## Dataset extract:
****************************************

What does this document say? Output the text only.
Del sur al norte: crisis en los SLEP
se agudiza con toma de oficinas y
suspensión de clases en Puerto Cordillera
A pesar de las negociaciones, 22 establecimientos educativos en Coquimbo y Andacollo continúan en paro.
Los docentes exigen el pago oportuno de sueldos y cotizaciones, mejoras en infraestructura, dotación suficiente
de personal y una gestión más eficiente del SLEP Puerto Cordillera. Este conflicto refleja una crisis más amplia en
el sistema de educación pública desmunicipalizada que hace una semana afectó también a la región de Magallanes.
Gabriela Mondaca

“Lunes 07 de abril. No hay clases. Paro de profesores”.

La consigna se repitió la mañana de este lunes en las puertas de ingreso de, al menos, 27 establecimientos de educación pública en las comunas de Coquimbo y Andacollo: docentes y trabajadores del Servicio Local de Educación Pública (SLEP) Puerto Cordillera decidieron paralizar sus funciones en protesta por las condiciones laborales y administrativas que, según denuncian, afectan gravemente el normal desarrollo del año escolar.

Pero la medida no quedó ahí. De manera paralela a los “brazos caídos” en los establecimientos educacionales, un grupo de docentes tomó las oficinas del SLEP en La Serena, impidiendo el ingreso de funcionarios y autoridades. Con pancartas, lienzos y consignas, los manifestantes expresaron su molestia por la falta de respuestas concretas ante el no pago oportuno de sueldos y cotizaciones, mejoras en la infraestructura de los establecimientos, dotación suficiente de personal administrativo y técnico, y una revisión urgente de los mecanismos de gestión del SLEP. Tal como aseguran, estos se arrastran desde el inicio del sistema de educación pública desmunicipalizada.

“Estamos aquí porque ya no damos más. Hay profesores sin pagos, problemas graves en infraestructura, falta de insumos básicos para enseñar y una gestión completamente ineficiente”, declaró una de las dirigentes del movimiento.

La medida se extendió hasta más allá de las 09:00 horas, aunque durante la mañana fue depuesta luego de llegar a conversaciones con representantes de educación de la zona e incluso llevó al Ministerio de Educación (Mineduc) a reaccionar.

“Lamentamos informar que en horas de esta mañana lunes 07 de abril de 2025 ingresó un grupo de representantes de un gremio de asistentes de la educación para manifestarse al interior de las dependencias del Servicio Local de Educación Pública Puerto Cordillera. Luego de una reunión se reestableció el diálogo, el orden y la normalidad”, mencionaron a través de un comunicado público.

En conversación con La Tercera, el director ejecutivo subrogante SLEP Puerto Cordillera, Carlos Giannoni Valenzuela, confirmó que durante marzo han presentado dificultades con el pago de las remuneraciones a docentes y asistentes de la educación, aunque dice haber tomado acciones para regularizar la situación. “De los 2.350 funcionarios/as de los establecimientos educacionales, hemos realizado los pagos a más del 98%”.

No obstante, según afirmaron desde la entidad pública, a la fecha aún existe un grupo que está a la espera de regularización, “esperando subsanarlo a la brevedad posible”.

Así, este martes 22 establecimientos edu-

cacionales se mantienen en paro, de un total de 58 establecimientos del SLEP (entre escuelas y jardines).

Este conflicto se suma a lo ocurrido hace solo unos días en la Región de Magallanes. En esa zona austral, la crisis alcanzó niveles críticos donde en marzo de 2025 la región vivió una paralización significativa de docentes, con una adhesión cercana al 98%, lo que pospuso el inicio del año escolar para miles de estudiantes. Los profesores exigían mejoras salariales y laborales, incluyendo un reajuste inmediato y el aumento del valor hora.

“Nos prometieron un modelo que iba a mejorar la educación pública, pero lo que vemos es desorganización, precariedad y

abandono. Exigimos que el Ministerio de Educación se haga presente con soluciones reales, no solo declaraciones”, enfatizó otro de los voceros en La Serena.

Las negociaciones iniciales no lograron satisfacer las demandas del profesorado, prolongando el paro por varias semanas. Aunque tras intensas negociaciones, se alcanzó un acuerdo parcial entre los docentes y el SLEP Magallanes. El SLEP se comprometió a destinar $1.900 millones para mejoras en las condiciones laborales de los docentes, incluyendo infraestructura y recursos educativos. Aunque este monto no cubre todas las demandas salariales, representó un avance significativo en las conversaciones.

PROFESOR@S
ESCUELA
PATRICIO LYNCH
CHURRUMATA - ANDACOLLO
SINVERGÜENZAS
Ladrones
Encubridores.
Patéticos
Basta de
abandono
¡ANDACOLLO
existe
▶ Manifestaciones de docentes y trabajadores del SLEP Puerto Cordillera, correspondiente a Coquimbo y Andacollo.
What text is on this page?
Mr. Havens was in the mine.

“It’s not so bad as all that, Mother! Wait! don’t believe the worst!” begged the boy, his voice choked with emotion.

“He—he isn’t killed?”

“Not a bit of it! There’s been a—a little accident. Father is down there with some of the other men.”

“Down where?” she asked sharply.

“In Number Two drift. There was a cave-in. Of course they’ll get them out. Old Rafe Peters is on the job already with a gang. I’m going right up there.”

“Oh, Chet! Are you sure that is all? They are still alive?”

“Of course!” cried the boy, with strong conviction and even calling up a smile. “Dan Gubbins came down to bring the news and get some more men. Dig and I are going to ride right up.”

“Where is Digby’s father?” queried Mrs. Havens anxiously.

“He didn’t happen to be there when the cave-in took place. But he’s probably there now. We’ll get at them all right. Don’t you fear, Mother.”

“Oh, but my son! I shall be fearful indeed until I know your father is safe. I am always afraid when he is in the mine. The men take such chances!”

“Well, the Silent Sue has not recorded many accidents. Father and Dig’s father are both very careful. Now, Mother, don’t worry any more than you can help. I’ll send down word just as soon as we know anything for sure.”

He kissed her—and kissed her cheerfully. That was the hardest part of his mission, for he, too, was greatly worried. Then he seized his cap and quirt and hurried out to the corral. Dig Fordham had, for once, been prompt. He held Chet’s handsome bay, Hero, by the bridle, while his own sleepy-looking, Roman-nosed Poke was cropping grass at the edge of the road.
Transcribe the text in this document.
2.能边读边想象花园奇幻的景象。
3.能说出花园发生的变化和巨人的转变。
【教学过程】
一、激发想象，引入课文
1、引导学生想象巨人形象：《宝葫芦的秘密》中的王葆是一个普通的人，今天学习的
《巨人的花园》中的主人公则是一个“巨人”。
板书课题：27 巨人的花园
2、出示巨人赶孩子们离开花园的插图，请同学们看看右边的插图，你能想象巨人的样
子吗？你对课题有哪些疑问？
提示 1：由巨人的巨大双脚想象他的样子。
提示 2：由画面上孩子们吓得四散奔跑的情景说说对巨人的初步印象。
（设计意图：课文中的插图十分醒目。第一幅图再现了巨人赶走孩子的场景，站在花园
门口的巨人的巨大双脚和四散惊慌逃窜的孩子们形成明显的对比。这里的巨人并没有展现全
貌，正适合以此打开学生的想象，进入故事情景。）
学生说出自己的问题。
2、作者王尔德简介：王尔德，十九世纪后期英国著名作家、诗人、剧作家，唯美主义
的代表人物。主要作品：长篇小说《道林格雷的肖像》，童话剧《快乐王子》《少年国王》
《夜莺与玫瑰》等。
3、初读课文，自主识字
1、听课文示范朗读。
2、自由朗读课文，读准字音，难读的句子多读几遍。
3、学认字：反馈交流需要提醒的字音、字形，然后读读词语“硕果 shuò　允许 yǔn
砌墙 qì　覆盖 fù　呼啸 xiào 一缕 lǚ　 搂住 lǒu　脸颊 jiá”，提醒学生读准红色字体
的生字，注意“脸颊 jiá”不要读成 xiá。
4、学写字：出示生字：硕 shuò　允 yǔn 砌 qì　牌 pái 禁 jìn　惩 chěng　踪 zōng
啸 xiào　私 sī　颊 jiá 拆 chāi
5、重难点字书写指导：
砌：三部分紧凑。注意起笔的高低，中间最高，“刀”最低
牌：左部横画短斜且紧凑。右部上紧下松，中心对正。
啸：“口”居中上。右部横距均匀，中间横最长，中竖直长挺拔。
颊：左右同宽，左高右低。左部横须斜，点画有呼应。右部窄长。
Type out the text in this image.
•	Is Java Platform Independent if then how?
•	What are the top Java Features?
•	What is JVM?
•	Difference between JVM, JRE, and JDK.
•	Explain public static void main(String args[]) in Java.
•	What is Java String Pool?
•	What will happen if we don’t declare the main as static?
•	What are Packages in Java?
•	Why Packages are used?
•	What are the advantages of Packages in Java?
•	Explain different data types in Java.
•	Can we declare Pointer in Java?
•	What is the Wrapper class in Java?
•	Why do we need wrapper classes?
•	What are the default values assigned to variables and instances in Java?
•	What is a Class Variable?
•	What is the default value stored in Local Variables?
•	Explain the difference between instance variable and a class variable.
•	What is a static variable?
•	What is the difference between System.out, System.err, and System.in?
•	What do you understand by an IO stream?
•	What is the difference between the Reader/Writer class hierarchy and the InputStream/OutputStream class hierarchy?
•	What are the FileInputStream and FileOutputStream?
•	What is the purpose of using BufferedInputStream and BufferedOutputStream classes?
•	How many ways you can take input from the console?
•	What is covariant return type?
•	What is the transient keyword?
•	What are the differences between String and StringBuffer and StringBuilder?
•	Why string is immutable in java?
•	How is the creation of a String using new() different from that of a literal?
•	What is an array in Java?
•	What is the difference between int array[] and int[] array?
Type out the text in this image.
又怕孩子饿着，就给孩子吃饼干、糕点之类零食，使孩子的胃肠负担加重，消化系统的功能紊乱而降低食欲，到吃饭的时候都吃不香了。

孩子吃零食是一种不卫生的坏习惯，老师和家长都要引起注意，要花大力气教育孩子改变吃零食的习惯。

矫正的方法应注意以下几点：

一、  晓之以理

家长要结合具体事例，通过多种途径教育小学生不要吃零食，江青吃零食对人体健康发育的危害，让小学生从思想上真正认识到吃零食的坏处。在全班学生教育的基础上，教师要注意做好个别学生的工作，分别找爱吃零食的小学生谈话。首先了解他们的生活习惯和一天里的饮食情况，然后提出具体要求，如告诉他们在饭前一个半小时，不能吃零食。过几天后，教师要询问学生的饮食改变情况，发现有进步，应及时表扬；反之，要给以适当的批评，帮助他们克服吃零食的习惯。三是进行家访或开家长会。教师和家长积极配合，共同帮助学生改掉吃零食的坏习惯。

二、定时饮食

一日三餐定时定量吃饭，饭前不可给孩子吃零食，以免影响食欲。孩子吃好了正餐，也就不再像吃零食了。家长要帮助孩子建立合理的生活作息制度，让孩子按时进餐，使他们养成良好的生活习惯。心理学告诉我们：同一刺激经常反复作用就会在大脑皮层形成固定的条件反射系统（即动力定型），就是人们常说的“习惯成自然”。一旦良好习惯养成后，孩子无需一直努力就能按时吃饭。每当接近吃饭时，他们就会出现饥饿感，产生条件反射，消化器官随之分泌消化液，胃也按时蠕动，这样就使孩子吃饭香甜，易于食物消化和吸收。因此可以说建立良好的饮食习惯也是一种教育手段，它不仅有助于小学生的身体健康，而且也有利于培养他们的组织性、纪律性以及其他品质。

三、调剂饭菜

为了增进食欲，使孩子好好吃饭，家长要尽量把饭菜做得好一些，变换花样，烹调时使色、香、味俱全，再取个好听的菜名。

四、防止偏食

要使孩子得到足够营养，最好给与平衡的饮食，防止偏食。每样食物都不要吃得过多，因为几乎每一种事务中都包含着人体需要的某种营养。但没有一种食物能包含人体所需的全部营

****************************************

## Problem requirements:
Choose all lines containing the string "防止偏食" and copy them out.

## Right answer:
四、防止偏食
要使孩子得到足够营养，最好给与平衡的饮食，防止偏食。每样食物都不要吃得过多，因为几乎每一种事务中都包含着人体需要的某种营养。但没有一种食物能包含人体所需的全部营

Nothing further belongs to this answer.